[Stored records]

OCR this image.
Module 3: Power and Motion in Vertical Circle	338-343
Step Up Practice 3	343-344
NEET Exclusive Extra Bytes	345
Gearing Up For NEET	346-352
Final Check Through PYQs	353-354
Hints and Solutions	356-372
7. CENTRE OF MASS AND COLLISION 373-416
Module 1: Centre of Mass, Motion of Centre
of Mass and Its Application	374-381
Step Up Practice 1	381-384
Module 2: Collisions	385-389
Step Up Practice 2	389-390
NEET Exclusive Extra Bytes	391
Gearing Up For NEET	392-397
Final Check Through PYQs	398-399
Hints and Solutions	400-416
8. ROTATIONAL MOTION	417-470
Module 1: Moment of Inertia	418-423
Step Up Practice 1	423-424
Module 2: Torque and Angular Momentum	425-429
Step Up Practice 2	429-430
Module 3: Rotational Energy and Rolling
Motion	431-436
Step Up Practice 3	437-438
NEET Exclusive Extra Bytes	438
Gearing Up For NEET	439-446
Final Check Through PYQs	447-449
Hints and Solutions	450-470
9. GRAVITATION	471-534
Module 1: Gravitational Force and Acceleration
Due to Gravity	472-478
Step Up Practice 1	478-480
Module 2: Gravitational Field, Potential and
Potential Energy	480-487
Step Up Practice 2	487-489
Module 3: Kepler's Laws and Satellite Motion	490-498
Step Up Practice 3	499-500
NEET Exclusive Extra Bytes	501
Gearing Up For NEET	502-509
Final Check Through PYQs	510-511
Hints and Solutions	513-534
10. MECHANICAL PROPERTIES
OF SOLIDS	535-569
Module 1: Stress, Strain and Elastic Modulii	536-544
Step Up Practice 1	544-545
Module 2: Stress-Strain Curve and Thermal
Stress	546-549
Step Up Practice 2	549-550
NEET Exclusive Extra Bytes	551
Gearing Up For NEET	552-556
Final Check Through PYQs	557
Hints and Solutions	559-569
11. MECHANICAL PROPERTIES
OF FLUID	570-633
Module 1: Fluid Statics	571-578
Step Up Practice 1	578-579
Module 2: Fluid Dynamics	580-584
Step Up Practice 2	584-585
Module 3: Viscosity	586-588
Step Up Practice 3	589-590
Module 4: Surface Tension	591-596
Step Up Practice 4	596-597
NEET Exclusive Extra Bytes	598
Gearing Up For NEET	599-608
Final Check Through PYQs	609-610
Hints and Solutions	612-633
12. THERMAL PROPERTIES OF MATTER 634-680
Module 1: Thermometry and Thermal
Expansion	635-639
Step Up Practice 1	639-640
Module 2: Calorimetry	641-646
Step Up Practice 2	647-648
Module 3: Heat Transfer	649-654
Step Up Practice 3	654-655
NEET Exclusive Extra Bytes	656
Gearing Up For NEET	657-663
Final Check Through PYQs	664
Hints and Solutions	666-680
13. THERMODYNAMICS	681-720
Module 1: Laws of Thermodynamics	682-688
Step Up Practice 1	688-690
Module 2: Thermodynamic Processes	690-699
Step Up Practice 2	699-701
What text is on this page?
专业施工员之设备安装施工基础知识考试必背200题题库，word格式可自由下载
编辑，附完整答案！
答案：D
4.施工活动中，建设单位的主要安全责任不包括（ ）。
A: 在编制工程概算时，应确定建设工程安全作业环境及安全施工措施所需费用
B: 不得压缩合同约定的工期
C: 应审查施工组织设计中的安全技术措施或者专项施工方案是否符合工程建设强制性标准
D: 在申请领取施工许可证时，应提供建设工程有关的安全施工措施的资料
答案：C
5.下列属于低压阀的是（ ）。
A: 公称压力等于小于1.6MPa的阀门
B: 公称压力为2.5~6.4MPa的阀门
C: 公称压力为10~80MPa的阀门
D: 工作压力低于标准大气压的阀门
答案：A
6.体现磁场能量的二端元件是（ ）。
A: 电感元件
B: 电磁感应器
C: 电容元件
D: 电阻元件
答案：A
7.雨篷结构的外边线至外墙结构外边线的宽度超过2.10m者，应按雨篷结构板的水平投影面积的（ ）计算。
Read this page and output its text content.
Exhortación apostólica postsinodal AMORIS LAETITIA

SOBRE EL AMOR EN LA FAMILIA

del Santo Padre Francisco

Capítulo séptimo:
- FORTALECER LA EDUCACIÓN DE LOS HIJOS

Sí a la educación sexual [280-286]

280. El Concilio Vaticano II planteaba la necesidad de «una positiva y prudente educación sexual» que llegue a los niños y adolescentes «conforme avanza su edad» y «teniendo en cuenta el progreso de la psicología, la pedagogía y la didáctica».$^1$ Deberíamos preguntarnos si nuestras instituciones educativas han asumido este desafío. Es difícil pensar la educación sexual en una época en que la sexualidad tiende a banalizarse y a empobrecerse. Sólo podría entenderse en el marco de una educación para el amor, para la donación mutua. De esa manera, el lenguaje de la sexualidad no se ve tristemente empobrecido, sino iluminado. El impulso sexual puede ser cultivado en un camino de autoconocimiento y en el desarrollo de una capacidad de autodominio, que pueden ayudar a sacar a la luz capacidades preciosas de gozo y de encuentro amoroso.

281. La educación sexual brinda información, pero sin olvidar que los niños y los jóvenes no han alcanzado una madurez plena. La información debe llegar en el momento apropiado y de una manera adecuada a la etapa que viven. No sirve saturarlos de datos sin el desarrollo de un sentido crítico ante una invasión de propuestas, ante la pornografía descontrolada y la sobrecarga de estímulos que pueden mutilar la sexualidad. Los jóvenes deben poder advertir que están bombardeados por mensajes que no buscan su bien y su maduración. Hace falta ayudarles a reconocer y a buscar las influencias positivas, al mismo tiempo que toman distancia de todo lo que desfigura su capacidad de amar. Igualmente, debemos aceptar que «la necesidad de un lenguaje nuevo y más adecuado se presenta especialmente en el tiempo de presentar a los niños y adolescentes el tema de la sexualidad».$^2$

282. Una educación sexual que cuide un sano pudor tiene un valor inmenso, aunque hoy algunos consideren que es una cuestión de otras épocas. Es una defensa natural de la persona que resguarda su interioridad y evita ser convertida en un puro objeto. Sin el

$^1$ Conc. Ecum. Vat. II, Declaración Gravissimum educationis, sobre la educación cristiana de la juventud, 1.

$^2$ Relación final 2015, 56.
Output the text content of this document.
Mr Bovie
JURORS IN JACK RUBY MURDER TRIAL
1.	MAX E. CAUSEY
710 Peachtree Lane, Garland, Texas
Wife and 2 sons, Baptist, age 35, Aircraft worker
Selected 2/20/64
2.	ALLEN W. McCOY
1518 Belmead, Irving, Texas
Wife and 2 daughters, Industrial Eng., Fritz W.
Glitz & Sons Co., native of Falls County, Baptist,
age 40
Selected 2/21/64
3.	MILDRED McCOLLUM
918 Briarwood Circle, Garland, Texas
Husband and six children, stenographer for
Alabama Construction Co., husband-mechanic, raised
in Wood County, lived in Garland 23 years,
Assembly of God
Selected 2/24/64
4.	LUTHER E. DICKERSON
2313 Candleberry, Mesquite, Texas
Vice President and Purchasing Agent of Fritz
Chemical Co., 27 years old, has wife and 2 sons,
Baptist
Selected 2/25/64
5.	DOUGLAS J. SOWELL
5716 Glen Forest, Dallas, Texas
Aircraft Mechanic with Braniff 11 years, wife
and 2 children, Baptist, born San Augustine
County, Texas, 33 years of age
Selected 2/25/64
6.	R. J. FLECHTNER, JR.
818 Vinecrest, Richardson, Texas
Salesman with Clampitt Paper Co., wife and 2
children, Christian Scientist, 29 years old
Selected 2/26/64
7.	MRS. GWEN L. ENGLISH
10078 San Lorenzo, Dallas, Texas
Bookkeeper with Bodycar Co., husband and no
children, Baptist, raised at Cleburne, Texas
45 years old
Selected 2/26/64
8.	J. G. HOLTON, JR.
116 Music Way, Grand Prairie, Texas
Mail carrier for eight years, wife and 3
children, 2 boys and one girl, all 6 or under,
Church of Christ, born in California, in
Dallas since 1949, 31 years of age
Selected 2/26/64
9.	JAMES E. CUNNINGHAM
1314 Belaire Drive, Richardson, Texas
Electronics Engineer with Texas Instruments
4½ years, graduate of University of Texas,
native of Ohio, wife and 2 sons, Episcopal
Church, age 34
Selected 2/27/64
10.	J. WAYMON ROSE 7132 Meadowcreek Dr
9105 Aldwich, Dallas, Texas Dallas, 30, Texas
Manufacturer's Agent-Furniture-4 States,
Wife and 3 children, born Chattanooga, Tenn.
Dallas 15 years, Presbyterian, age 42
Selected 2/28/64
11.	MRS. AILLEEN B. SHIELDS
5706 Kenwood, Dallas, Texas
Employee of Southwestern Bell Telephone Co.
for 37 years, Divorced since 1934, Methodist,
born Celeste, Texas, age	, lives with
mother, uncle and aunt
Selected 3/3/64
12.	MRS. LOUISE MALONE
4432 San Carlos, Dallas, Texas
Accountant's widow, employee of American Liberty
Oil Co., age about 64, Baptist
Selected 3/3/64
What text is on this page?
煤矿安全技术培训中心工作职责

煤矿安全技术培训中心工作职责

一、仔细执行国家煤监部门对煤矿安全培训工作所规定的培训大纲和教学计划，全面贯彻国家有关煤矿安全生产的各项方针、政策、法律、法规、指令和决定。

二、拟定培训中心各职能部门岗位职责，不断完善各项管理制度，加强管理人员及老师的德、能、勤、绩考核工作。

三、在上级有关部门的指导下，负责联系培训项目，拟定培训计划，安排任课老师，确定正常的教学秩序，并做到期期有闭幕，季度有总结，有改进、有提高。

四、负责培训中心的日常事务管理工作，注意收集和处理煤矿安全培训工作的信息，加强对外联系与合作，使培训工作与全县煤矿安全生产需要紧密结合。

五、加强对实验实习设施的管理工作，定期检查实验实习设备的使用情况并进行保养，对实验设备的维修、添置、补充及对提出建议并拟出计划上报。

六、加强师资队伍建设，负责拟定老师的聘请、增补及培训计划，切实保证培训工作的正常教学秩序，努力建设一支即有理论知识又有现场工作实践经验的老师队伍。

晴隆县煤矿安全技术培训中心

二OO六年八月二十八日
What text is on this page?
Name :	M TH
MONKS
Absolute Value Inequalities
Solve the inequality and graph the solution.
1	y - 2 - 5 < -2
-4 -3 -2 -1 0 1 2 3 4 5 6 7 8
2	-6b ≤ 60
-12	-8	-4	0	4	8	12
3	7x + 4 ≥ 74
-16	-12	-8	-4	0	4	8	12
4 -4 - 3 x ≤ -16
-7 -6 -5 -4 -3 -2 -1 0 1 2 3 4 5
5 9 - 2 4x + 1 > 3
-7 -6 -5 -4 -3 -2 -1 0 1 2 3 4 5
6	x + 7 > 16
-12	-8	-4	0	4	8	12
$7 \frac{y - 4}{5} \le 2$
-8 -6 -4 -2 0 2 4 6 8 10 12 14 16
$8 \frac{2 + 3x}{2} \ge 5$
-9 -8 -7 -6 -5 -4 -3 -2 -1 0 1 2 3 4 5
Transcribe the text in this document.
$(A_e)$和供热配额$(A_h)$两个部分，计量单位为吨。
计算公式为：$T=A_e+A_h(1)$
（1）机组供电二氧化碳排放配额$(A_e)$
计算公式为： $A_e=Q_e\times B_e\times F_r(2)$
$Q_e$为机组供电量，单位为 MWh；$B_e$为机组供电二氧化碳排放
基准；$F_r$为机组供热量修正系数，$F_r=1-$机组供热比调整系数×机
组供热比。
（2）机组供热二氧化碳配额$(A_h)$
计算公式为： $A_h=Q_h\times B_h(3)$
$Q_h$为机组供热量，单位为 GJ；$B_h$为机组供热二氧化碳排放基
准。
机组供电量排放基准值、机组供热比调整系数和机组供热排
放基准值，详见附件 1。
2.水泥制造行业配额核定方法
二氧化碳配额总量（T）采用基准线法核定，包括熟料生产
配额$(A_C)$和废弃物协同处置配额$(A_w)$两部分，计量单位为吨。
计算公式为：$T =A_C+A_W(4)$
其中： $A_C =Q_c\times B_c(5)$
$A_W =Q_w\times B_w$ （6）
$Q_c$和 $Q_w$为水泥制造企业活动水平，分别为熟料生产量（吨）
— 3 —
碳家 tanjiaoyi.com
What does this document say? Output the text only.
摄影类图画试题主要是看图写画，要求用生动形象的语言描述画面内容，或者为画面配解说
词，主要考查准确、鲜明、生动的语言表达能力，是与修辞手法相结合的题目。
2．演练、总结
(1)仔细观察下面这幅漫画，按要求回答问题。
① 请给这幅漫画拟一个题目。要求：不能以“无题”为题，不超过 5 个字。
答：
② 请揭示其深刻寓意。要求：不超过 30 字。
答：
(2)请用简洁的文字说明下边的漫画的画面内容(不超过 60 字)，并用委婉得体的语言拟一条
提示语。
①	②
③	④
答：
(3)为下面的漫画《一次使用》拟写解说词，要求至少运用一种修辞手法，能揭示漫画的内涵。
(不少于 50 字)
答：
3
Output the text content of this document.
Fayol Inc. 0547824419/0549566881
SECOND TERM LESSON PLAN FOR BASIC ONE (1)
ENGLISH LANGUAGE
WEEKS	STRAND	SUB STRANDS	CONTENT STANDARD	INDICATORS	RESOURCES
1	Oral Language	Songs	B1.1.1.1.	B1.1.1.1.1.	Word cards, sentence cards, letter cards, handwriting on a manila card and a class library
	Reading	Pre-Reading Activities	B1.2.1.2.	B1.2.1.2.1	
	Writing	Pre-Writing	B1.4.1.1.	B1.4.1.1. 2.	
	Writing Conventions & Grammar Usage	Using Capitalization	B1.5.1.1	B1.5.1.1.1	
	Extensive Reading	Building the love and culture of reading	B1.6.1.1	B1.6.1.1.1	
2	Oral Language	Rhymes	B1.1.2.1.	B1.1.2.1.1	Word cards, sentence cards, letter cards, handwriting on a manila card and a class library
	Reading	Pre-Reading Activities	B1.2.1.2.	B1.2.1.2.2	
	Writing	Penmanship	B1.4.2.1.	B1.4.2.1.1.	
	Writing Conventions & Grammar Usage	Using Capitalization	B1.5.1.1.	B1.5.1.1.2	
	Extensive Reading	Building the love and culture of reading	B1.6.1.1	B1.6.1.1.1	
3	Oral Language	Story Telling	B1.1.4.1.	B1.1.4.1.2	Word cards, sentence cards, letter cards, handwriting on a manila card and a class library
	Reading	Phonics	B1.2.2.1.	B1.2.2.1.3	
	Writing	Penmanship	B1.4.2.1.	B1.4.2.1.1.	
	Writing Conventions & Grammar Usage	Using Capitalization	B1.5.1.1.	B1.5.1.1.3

-- Your goal --
How many lines in the data contain the string "Church"? Respond with the number only.

-- Exercise result --
2